> **Aim of the task**:
In the listing below, identify each line with the word "RMSD" and return those lines.

> **Records about charts and figures**:
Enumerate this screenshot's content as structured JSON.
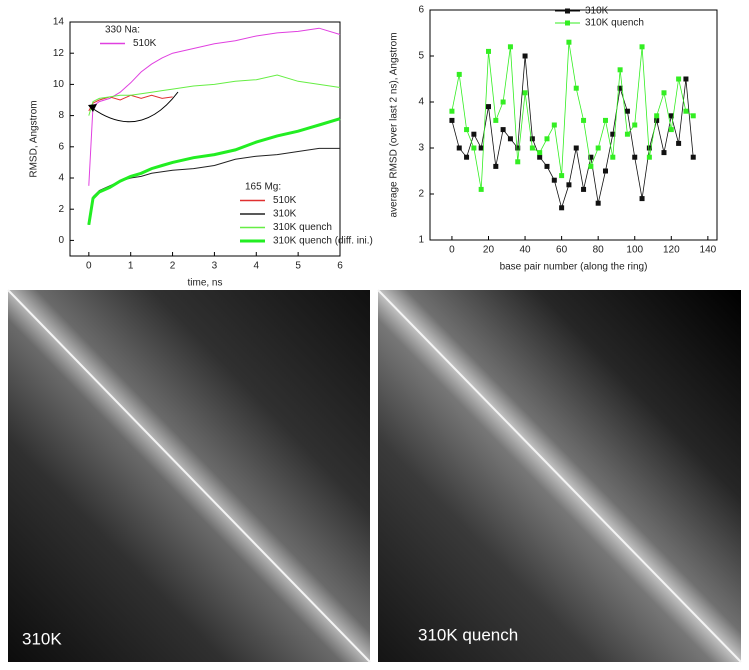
{
  "chart_data": [
    {
      "type": "line",
      "x_label": "time, ns",
      "y_label": "RMSD, Angstrom",
      "legend_groups": [
        "330 Na:",
        "165 Mg:"
      ],
      "xlim": [
        -0.45,
        6
      ],
      "ylim": [
        -1,
        14
      ],
      "xticks": [
        0,
        1,
        2,
        3,
        4,
        5,
        6
      ],
      "yticks": [
        0,
        2,
        4,
        6,
        8,
        10,
        12,
        14
      ],
      "x": [
        0,
        0.1,
        0.25,
        0.5,
        0.75,
        1,
        1.25,
        1.5,
        1.75,
        2,
        2.5,
        3,
        3.5,
        4,
        4.5,
        5,
        5.5,
        6
      ],
      "series": [
        {
          "name": "510K",
          "color": "#e040e0",
          "values": [
            3.5,
            8.6,
            8.9,
            9.1,
            9.5,
            10.1,
            10.8,
            11.3,
            11.7,
            12,
            12.3,
            12.6,
            12.8,
            13.1,
            13.3,
            13.4,
            13.6,
            13.2
          ]
        },
        {
          "name": "510K",
          "color": "#e03030",
          "values": [
            8.3,
            8.8,
            9.0,
            9.2,
            9.0,
            9.3,
            9.1,
            9.3,
            9.1,
            9.2,
            null,
            null,
            null,
            null,
            null,
            null,
            null,
            null
          ]
        },
        {
          "name": "310K",
          "color": "#222222",
          "values": [
            1,
            2.8,
            3.2,
            3.5,
            3.8,
            4,
            4.1,
            4.3,
            4.4,
            4.5,
            4.6,
            4.8,
            5.2,
            5.4,
            5.5,
            5.7,
            5.9,
            5.9
          ]
        },
        {
          "name": "310K quench",
          "color": "#66ee44",
          "values": [
            8,
            8.9,
            9.1,
            9.2,
            9.3,
            9.3,
            9.4,
            9.5,
            9.6,
            9.7,
            9.9,
            10.0,
            10.2,
            10.3,
            10.6,
            10.2,
            10.0,
            9.8
          ]
        },
        {
          "name": "310K quench (diff. ini.)",
          "color": "#22ee22",
          "linewidth": 3,
          "values": [
            1,
            2.7,
            3.1,
            3.4,
            3.8,
            4.1,
            4.3,
            4.6,
            4.8,
            5.0,
            5.3,
            5.5,
            5.8,
            6.3,
            6.7,
            7.0,
            7.4,
            7.8
          ]
        }
      ]
    },
    {
      "type": "scatter",
      "connect": true,
      "x_label": "base pair number  (along the ring)",
      "y_label": "average RMSD (over  last  2 ns), Angstrom",
      "xlim": [
        -12,
        145
      ],
      "ylim": [
        1,
        6
      ],
      "xticks": [
        0,
        20,
        40,
        60,
        80,
        100,
        120,
        140
      ],
      "yticks": [
        1,
        2,
        3,
        4,
        5,
        6
      ],
      "x": [
        0,
        4,
        8,
        12,
        16,
        20,
        24,
        28,
        32,
        36,
        40,
        44,
        48,
        52,
        56,
        60,
        64,
        68,
        72,
        76,
        80,
        84,
        88,
        92,
        96,
        100,
        104,
        108,
        112,
        116,
        120,
        124,
        128,
        132
      ],
      "series": [
        {
          "name": "310K",
          "color": "#111111",
          "values": [
            3.6,
            3.0,
            2.8,
            3.3,
            3.0,
            3.9,
            2.6,
            3.4,
            3.2,
            3.0,
            5.0,
            3.2,
            2.8,
            2.6,
            2.3,
            1.7,
            2.2,
            3.0,
            2.1,
            2.8,
            1.8,
            2.5,
            3.3,
            4.3,
            3.8,
            2.8,
            1.9,
            3.0,
            3.6,
            2.9,
            3.7,
            3.1,
            4.5,
            2.8
          ]
        },
        {
          "name": "310K quench",
          "color": "#33ee22",
          "values": [
            3.8,
            4.6,
            3.4,
            3.0,
            2.1,
            5.1,
            3.6,
            4.0,
            5.2,
            2.7,
            4.2,
            3.0,
            2.9,
            3.2,
            3.5,
            2.4,
            5.3,
            4.3,
            3.6,
            2.6,
            3.0,
            3.6,
            2.8,
            4.7,
            3.3,
            3.5,
            5.2,
            2.8,
            3.7,
            4.2,
            3.4,
            4.5,
            3.8,
            3.7
          ]
        }
      ]
    }
  ],
  "images": [
    {
      "label": "310K"
    },
    {
      "label": "310K quench"
    }
  ]
}
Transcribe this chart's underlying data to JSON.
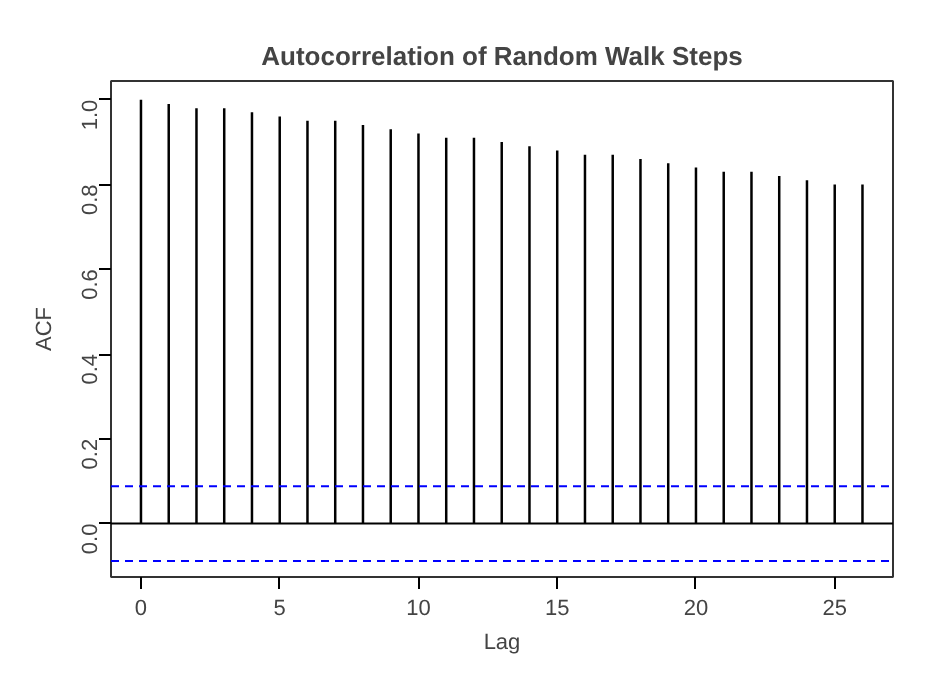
{
  "chart_data": {
    "type": "bar",
    "title": "Autocorrelation of Random Walk Steps",
    "xlabel": "Lag",
    "ylabel": "ACF",
    "x": [
      0,
      1,
      2,
      3,
      4,
      5,
      6,
      7,
      8,
      9,
      10,
      11,
      12,
      13,
      14,
      15,
      16,
      17,
      18,
      19,
      20,
      21,
      22,
      23,
      24,
      25,
      26
    ],
    "series": [
      {
        "color": "#000000",
        "values": [
          1.0,
          0.99,
          0.98,
          0.98,
          0.97,
          0.96,
          0.95,
          0.95,
          0.94,
          0.93,
          0.92,
          0.91,
          0.91,
          0.9,
          0.89,
          0.88,
          0.87,
          0.87,
          0.86,
          0.85,
          0.84,
          0.83,
          0.83,
          0.82,
          0.81,
          0.8,
          0.8
        ]
      }
    ],
    "xlim": [
      -1.08,
      27.1
    ],
    "ylim": [
      -0.126,
      1.044
    ],
    "xticks": [
      0,
      5,
      10,
      15,
      20,
      25
    ],
    "yticks": [
      {
        "value": 0,
        "label": "0.0"
      },
      0.2,
      0.4,
      0.6,
      0.8,
      {
        "value": 1,
        "label": "1.0"
      }
    ],
    "ref_lines": [
      {
        "axis": "y",
        "value": 0,
        "color": "#000000",
        "line_style": "solid"
      },
      {
        "axis": "y",
        "value": 0.088,
        "color": "#0000ff",
        "line_style": "dashed"
      },
      {
        "axis": "y",
        "value": -0.088,
        "color": "#0000ff",
        "line_style": "dashed"
      }
    ],
    "grid": false
  }
}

> **The reply**:
      "y_label": "RMSD, Angstrom",
      "y_label": "average RMSD (over  last  2 ns), Angstrom",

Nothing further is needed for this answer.